● Task brief:
List each line of the data that holds the string "ราคา", please.

** START OF Entries supplied **

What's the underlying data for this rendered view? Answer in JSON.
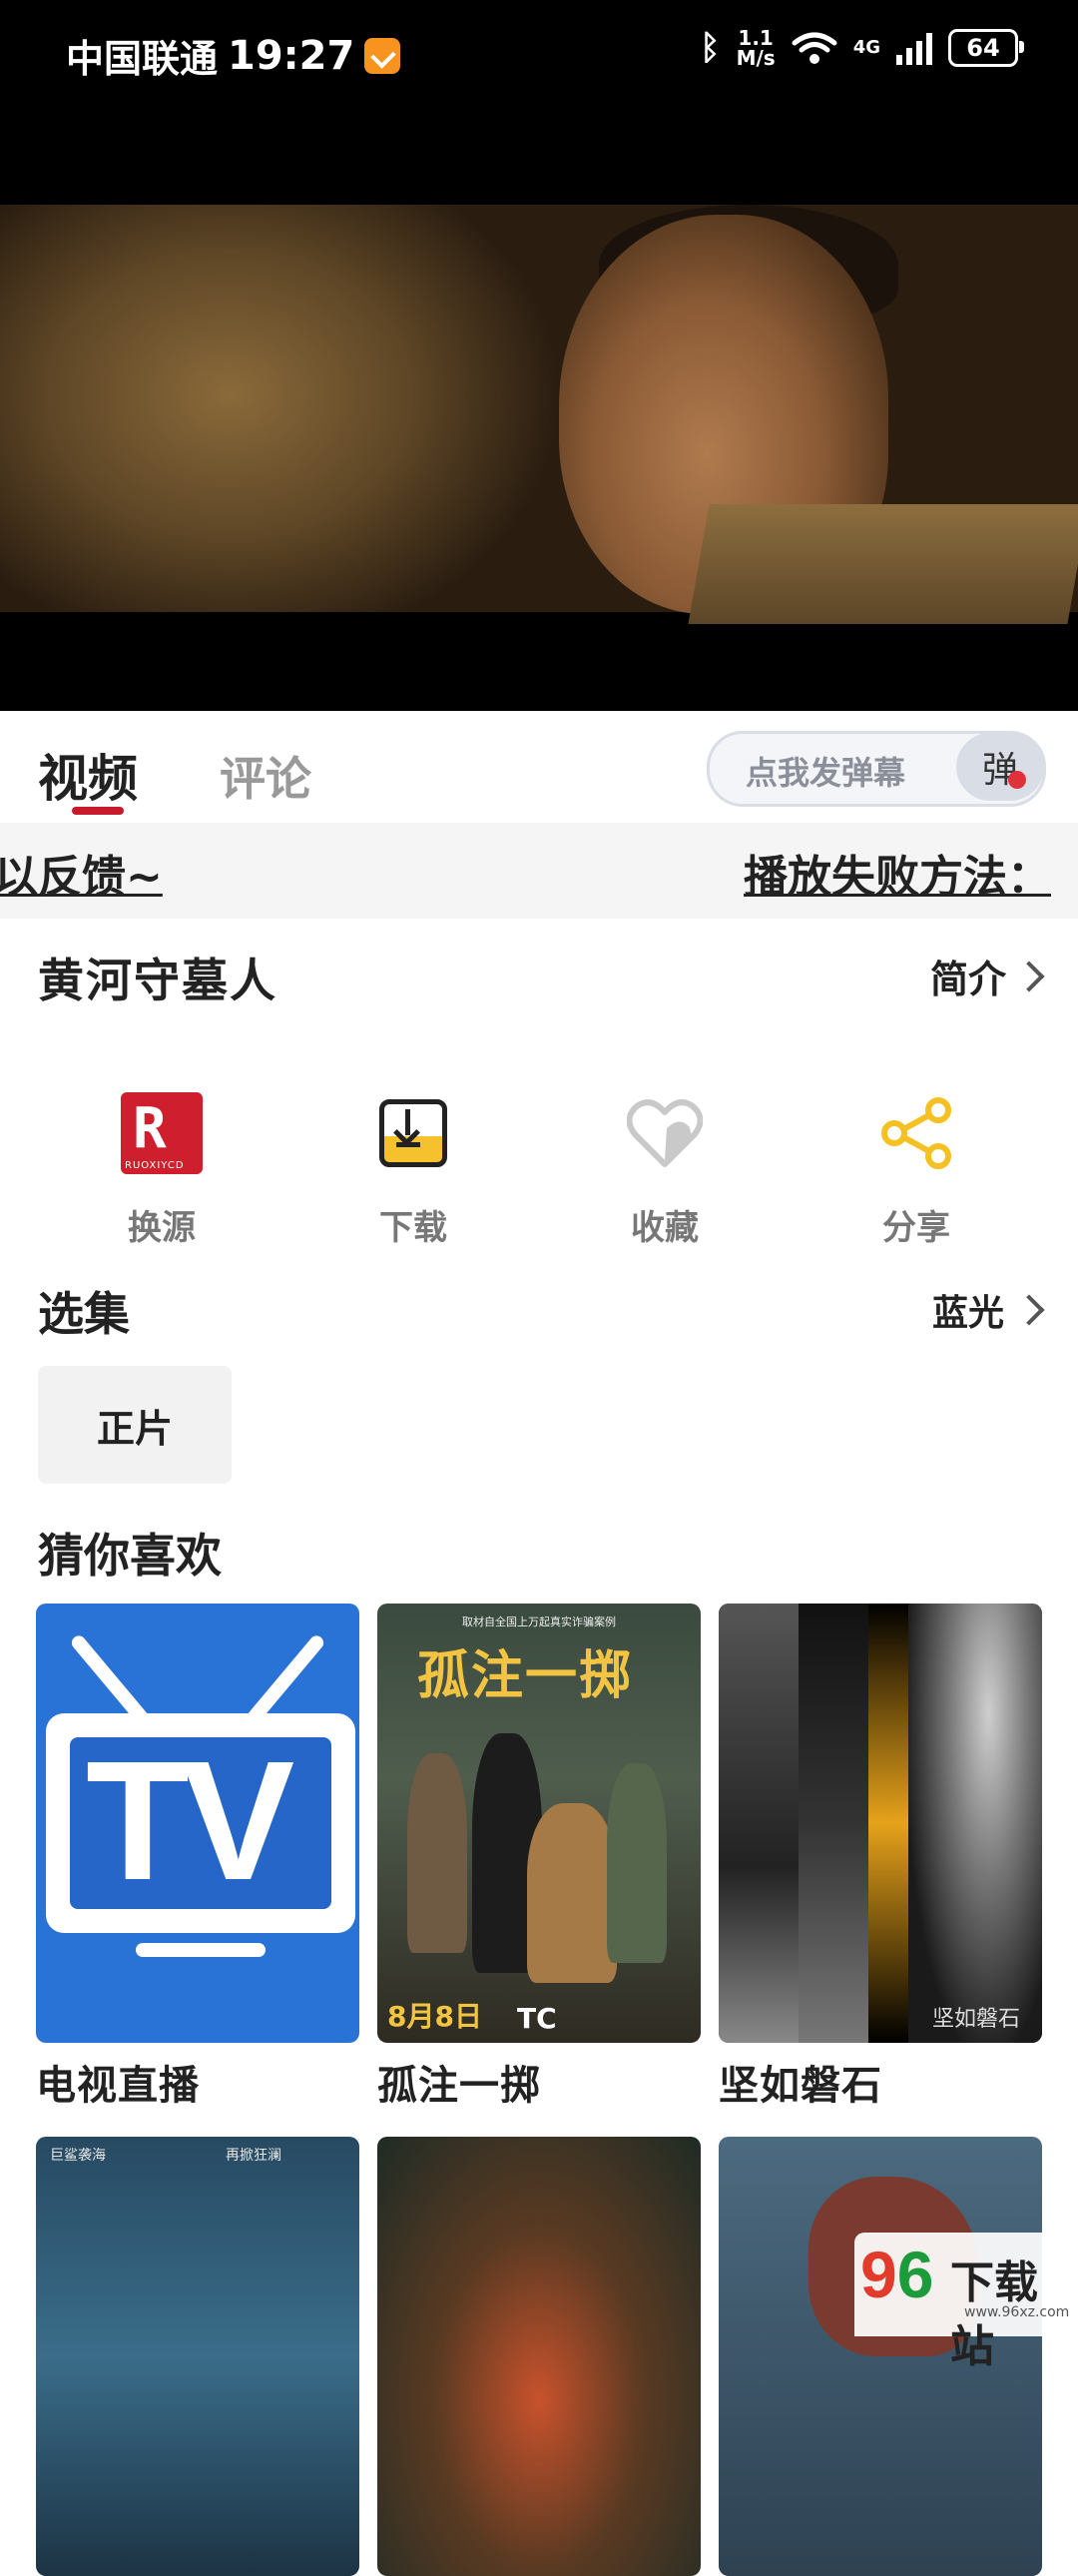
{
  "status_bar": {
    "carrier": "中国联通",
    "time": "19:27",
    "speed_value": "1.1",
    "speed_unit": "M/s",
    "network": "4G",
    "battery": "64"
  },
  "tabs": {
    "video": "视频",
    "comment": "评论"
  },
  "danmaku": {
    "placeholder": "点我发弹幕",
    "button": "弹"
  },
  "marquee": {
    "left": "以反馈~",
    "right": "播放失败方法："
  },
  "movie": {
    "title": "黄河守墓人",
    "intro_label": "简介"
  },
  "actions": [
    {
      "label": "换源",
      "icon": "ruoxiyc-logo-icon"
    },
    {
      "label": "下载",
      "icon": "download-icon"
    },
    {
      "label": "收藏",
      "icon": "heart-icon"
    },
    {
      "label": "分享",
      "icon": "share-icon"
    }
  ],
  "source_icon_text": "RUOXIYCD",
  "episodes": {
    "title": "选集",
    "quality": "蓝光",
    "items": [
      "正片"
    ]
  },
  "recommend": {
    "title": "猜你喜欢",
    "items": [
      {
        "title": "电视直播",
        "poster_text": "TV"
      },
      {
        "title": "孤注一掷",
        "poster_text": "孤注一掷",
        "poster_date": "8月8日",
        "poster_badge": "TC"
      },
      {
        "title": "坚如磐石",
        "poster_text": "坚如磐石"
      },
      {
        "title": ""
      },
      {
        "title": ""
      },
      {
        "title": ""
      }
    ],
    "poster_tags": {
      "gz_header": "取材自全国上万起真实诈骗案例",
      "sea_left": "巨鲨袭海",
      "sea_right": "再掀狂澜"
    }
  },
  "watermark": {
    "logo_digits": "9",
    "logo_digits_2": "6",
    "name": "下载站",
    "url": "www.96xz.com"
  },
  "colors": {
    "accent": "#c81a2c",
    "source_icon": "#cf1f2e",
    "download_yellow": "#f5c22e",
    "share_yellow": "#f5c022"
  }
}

** END OF Entries supplied **
** START OF Entries supplied **

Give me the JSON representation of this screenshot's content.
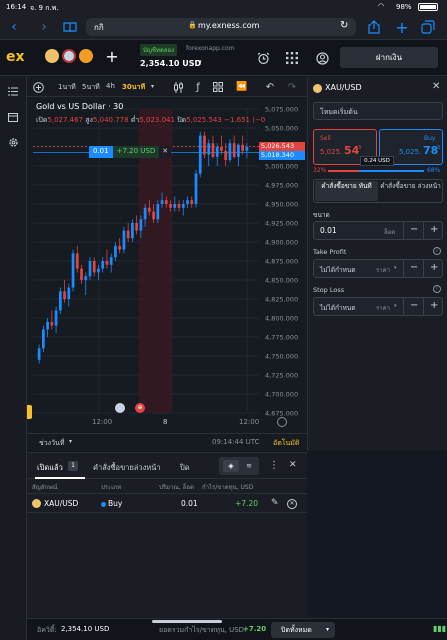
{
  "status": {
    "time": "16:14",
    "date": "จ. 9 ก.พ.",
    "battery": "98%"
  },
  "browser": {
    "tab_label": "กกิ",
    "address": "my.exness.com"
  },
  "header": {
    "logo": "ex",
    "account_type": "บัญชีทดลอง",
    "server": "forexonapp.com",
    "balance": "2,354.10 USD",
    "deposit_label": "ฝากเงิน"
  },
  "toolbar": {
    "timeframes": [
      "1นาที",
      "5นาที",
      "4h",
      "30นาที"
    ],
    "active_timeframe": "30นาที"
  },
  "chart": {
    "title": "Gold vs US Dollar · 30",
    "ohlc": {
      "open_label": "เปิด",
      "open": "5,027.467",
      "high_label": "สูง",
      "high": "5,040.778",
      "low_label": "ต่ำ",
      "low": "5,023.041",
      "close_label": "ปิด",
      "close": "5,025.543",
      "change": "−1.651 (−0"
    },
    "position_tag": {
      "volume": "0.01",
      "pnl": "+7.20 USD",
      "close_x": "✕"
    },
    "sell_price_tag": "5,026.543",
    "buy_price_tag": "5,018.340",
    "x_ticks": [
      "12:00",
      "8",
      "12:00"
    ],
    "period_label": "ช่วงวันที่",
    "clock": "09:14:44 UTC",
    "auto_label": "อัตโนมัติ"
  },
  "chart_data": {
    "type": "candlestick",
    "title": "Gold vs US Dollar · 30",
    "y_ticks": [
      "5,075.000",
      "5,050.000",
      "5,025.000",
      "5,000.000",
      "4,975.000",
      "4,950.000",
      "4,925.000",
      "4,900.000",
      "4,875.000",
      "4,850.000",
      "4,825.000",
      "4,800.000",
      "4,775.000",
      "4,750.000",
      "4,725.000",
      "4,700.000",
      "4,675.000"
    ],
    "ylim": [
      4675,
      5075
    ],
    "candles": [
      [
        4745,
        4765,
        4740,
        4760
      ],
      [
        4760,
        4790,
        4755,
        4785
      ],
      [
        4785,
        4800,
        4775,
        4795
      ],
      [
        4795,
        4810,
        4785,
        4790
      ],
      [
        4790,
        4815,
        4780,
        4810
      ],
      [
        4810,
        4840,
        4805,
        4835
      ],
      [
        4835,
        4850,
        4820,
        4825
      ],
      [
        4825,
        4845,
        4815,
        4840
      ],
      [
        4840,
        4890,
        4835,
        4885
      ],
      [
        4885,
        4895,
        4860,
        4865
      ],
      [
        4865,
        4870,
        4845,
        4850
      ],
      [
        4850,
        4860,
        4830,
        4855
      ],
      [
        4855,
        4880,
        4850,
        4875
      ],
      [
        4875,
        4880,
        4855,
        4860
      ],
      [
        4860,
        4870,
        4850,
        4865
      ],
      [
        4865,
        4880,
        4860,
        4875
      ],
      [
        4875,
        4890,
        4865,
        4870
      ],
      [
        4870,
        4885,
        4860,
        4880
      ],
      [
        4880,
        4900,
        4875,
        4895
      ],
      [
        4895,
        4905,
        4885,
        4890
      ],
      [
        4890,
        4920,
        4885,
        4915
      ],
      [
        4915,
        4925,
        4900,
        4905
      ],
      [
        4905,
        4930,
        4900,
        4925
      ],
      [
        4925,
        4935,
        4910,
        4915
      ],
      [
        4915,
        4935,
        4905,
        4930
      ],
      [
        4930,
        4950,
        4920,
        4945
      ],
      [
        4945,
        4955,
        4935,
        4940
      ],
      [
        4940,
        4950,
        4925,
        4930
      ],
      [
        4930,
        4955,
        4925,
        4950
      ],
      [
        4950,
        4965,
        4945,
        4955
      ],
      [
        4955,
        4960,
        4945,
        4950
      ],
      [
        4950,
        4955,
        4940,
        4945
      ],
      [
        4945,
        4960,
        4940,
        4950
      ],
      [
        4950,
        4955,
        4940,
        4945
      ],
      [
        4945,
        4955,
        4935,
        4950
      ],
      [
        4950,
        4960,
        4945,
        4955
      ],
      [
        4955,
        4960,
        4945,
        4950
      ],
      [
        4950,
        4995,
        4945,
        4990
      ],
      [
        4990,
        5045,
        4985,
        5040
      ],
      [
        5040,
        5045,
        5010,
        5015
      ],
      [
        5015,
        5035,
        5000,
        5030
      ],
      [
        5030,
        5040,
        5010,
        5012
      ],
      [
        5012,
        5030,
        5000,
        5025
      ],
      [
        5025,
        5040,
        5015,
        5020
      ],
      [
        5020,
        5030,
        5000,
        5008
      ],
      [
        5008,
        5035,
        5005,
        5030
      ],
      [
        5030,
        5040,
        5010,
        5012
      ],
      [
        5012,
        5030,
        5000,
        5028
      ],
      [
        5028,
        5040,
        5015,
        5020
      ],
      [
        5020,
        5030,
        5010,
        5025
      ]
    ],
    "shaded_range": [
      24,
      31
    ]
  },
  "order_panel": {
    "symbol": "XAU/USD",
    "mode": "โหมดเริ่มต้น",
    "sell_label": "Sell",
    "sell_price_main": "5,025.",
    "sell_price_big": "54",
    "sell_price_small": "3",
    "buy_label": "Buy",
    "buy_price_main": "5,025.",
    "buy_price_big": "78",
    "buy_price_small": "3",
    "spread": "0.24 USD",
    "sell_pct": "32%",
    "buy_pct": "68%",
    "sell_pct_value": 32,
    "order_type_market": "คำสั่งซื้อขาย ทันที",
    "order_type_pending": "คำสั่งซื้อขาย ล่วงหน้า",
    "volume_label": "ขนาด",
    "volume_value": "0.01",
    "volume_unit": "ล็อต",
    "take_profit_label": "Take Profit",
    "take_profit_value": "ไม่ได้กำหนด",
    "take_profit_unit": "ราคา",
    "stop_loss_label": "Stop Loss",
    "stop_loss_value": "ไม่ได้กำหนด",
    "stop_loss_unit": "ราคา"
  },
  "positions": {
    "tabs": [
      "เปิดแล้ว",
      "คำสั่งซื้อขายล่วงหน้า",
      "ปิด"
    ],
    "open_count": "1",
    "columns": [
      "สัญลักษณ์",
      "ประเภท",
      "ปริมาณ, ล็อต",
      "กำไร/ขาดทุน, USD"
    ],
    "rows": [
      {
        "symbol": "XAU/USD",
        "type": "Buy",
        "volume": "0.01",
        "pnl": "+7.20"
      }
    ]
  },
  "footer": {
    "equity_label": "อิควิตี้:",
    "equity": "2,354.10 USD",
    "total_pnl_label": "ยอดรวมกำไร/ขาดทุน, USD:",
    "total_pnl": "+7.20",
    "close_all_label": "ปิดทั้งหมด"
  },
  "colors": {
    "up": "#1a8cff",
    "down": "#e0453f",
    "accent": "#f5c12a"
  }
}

** END OF Entries supplied **
** START OF Entries supplied **

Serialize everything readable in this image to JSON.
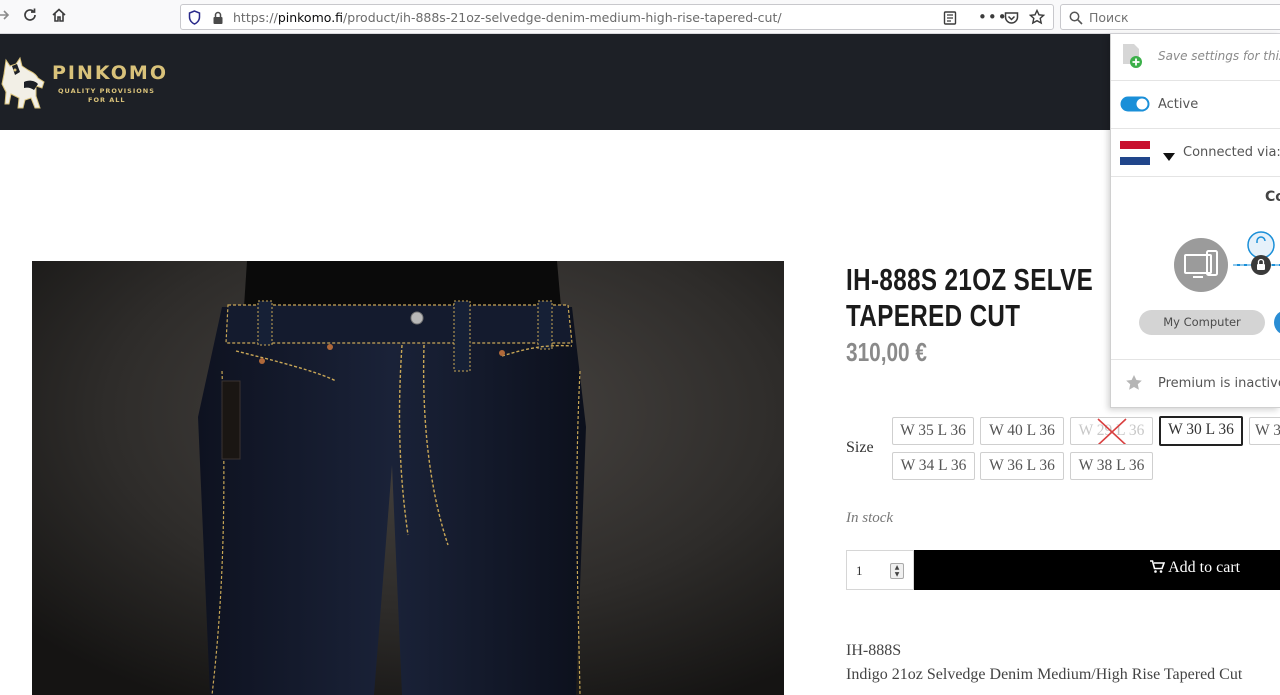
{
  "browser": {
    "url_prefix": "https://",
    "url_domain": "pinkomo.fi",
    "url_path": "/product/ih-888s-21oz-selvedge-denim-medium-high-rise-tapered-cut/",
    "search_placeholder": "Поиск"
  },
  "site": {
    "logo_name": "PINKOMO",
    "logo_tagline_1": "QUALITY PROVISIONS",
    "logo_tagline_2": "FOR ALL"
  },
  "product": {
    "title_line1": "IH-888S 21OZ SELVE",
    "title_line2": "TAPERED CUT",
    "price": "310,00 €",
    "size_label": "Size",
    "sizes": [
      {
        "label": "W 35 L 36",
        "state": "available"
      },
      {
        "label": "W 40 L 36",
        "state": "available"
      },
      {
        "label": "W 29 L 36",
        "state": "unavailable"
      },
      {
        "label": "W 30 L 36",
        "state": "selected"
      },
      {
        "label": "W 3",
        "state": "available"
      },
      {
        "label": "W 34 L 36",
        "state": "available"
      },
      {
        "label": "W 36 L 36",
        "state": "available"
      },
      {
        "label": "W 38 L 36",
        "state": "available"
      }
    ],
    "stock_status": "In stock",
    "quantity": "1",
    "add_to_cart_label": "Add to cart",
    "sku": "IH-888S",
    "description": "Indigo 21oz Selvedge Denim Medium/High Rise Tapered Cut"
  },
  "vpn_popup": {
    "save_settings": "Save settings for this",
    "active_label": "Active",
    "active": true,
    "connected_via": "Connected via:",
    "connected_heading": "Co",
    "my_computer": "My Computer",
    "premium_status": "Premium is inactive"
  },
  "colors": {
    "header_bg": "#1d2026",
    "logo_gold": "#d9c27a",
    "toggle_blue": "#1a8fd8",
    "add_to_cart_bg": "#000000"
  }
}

** END OF Entries supplied **

● Response below:
    "take_profit_unit": "ราคา",
    "stop_loss_unit": "ราคา"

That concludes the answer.